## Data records

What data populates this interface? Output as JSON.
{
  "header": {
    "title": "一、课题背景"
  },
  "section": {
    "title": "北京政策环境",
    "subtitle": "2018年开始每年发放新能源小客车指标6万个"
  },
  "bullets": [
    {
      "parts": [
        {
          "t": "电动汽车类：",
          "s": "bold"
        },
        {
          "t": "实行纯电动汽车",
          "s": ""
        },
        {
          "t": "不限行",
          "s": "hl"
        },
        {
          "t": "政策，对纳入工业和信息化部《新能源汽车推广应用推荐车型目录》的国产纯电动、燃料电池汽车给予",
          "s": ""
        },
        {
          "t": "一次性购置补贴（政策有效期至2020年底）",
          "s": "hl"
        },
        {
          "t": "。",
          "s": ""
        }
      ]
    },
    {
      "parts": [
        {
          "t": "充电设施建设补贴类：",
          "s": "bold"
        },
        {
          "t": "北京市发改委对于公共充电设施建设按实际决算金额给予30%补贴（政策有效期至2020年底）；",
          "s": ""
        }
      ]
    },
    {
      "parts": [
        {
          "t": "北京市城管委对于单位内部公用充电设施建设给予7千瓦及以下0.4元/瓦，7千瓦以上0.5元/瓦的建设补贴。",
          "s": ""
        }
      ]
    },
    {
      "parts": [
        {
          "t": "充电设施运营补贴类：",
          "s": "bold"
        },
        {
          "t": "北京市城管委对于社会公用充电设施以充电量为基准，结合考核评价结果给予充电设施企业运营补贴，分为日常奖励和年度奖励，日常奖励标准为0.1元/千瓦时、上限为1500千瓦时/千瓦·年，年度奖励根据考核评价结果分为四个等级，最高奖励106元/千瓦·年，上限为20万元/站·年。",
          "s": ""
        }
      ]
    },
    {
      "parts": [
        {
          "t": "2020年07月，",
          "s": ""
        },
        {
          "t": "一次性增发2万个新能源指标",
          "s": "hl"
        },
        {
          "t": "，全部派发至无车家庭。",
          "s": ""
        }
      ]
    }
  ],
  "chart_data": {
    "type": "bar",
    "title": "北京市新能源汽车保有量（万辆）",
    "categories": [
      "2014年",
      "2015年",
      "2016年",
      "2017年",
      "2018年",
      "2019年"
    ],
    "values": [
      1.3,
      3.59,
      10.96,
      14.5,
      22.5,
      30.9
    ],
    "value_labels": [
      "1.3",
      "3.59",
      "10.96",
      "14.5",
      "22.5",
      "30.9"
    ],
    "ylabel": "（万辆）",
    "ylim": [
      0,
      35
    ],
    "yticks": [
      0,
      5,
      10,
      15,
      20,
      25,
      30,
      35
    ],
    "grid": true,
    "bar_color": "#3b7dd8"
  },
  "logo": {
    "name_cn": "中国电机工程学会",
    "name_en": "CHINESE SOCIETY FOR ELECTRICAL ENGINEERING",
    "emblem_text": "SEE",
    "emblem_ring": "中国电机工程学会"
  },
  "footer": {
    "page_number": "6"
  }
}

## WHAT YOU SHOULD DO
Write out the material exactly as given.

## TASK RESULT
What data populates this interface? Output as JSON.
{
  "header": {
    "title": "一、课题背景"
  },
  "section": {
    "title": "北京政策环境",
    "subtitle": "2018年开始每年发放新能源小客车指标6万个"
  },
  "bullets": [
    {
      "parts": [
        {
          "t": "电动汽车类：",
          "s": "bold"
        },
        {
          "t": "实行纯电动汽车",
          "s": ""
        },
        {
          "t": "不限行",
          "s": "hl"
        },
        {
          "t": "政策，对纳入工业和信息化部《新能源汽车推广应用推荐车型目录》的国产纯电动、燃料电池汽车给予",
          "s": ""
        },
        {
          "t": "一次性购置补贴（政策有效期至2020年底）",
          "s": "hl"
        },
        {
          "t": "。",
          "s": ""
        }
      ]
    },
    {
      "parts": [
        {
          "t": "充电设施建设补贴类：",
          "s": "bold"
        },
        {
          "t": "北京市发改委对于公共充电设施建设按实际决算金额给予30%补贴（政策有效期至2020年底）；",
          "s": ""
        }
      ]
    },
    {
      "parts": [
        {
          "t": "北京市城管委对于单位内部公用充电设施建设给予7千瓦及以下0.4元/瓦，7千瓦以上0.5元/瓦的建设补贴。",
          "s": ""
        }
      ]
    },
    {
      "parts": [
        {
          "t": "充电设施运营补贴类：",
          "s": "bold"
        },
        {
          "t": "北京市城管委对于社会公用充电设施以充电量为基准，结合考核评价结果给予充电设施企业运营补贴，分为日常奖励和年度奖励，日常奖励标准为0.1元/千瓦时、上限为1500千瓦时/千瓦·年，年度奖励根据考核评价结果分为四个等级，最高奖励106元/千瓦·年，上限为20万元/站·年。",
          "s": ""
        }
      ]
    },
    {
      "parts": [
        {
          "t": "2020年07月，",
          "s": ""
        },
        {
          "t": "一次性增发2万个新能源指标",
          "s": "hl"
        },
        {
          "t": "，全部派发至无车家庭。",
          "s": ""
        }
      ]
    }
  ],
  "chart_data": {
    "type": "bar",
    "title": "北京市新能源汽车保有量（万辆）",
    "categories": [
      "2014年",
      "2015年",
      "2016年",
      "2017年",
      "2018年",
      "2019年"
    ],
    "values": [
      1.3,
      3.59,
      10.96,
      14.5,
      22.5,
      30.9
    ],
    "value_labels": [
      "1.3",
      "3.59",
      "10.96",
      "14.5",
      "22.5",
      "30.9"
    ],
    "ylabel": "（万辆）",
    "ylim": [
      0,
      35
    ],
    "yticks": [
      0,
      5,
      10,
      15,
      20,
      25,
      30,
      35
    ],
    "grid": true,
    "bar_color": "#3b7dd8"
  },
  "logo": {
    "name_cn": "中国电机工程学会",
    "name_en": "CHINESE SOCIETY FOR ELECTRICAL ENGINEERING",
    "emblem_text": "SEE",
    "emblem_ring": "中国电机工程学会"
  },
  "footer": {
    "page_number": "6"
  }
}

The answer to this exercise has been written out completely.